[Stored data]
========================

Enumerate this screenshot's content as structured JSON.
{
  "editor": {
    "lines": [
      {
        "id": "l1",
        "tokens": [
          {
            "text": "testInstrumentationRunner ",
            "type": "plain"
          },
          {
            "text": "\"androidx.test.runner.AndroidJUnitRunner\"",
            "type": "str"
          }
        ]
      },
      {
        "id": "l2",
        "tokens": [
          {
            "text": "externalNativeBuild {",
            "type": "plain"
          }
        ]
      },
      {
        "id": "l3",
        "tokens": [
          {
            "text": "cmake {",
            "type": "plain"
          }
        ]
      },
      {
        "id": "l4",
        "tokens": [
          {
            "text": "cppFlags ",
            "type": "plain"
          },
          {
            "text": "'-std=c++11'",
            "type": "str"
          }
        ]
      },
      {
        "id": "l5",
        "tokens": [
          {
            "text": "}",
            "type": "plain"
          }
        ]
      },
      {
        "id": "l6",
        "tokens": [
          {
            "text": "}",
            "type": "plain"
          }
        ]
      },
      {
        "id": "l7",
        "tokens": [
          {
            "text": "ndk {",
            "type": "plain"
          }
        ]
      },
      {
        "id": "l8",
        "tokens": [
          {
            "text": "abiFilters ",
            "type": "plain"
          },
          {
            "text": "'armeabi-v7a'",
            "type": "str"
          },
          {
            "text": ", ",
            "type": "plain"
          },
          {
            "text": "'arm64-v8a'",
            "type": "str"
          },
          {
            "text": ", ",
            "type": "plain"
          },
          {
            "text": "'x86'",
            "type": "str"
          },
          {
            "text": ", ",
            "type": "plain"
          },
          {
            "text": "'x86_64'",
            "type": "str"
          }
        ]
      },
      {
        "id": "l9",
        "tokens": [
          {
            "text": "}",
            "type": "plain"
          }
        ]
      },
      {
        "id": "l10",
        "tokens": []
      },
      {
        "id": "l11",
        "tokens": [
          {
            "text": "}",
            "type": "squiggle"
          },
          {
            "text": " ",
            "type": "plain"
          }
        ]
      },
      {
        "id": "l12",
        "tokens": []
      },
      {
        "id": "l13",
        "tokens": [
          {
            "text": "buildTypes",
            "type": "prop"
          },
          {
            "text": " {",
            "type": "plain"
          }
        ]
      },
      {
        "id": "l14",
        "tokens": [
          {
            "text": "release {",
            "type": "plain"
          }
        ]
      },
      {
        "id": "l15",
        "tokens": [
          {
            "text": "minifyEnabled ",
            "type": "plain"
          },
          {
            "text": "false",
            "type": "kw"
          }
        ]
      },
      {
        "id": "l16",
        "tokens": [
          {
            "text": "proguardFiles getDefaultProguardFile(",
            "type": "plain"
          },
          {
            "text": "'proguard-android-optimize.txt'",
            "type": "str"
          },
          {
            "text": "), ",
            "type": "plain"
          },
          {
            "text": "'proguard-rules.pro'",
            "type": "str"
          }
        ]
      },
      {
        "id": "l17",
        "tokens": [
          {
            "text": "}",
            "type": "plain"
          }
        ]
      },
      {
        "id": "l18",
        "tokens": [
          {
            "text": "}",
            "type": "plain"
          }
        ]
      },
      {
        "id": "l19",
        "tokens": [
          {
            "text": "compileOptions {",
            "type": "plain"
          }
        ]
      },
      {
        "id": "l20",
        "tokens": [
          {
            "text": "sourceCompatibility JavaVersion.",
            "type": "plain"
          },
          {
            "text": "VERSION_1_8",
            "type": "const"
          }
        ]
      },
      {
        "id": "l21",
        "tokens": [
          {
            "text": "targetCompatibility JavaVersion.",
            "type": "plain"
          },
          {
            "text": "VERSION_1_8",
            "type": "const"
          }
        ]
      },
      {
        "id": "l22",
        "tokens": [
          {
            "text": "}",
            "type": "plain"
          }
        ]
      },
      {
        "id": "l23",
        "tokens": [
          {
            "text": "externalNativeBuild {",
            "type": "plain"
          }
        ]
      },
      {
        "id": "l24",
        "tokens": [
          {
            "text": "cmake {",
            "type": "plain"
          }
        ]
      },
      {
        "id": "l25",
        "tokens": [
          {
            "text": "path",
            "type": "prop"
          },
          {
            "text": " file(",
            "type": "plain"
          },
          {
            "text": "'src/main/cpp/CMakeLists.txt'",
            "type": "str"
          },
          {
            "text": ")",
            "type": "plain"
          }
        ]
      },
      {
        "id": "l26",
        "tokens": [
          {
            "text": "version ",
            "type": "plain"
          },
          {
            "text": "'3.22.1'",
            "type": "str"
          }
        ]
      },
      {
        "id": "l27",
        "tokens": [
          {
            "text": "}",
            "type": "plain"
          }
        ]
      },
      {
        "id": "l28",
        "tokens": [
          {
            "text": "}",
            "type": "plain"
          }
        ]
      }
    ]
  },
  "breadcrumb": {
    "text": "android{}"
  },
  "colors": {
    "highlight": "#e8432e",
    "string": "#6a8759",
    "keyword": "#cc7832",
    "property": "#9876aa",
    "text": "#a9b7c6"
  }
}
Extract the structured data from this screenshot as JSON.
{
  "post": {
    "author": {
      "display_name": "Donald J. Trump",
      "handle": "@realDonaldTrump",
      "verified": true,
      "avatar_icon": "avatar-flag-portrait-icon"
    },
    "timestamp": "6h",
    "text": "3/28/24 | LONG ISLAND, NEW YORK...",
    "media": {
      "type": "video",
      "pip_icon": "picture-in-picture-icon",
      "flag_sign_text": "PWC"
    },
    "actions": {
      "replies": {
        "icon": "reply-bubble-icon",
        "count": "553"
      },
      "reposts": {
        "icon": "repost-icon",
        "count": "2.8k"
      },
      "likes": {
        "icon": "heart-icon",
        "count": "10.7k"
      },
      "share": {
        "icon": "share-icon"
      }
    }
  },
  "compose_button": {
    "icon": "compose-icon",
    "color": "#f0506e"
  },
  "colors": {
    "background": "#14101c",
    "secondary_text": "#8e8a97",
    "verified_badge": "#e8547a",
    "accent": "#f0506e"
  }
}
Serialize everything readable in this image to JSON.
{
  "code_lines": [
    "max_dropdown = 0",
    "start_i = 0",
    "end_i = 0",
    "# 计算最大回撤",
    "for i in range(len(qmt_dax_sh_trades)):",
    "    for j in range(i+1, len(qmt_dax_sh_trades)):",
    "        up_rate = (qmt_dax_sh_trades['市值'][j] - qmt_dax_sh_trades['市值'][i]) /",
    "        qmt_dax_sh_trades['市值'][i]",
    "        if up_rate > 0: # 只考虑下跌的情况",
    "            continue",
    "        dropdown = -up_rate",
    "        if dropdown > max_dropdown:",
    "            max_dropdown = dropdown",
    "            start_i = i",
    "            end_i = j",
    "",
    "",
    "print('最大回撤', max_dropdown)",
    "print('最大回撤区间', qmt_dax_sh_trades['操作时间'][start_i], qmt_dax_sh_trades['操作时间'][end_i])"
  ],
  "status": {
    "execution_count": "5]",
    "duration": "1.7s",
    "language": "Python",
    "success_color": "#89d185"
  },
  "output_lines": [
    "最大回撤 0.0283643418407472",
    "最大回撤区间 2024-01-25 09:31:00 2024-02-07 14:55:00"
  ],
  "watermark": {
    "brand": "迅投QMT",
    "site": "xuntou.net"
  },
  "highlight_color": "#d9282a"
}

========================

Which lines above contain "screenshot"? Show each of them.

Enumerate this screenshot's content as structured JSON.
Extract the structured data from this screenshot as JSON.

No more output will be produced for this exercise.